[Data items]
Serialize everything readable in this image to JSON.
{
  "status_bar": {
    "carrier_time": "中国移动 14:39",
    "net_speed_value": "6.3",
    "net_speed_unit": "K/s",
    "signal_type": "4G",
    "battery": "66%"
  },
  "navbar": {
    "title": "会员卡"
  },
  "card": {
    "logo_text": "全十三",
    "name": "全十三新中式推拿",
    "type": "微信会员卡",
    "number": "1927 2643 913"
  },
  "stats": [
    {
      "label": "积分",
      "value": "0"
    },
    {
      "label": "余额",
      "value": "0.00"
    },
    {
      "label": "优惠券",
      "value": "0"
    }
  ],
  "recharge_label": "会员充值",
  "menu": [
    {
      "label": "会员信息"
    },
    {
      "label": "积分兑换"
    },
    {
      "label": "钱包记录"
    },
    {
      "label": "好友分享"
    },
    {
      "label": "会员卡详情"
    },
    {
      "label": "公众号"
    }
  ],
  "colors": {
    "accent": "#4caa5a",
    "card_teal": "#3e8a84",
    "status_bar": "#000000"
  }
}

◆ **EXERCISE GOAL**: Print the records above in full, exactly.

◆ **THE SOLUTION**:
Serialize everything readable in this image to JSON.
{
  "status_bar": {
    "carrier_time": "中国移动 14:39",
    "net_speed_value": "6.3",
    "net_speed_unit": "K/s",
    "signal_type": "4G",
    "battery": "66%"
  },
  "navbar": {
    "title": "会员卡"
  },
  "card": {
    "logo_text": "全十三",
    "name": "全十三新中式推拿",
    "type": "微信会员卡",
    "number": "1927 2643 913"
  },
  "stats": [
    {
      "label": "积分",
      "value": "0"
    },
    {
      "label": "余额",
      "value": "0.00"
    },
    {
      "label": "优惠券",
      "value": "0"
    }
  ],
  "recharge_label": "会员充值",
  "menu": [
    {
      "label": "会员信息"
    },
    {
      "label": "积分兑换"
    },
    {
      "label": "钱包记录"
    },
    {
      "label": "好友分享"
    },
    {
      "label": "会员卡详情"
    },
    {
      "label": "公众号"
    }
  ],
  "colors": {
    "accent": "#4caa5a",
    "card_teal": "#3e8a84",
    "status_bar": "#000000"
  }
}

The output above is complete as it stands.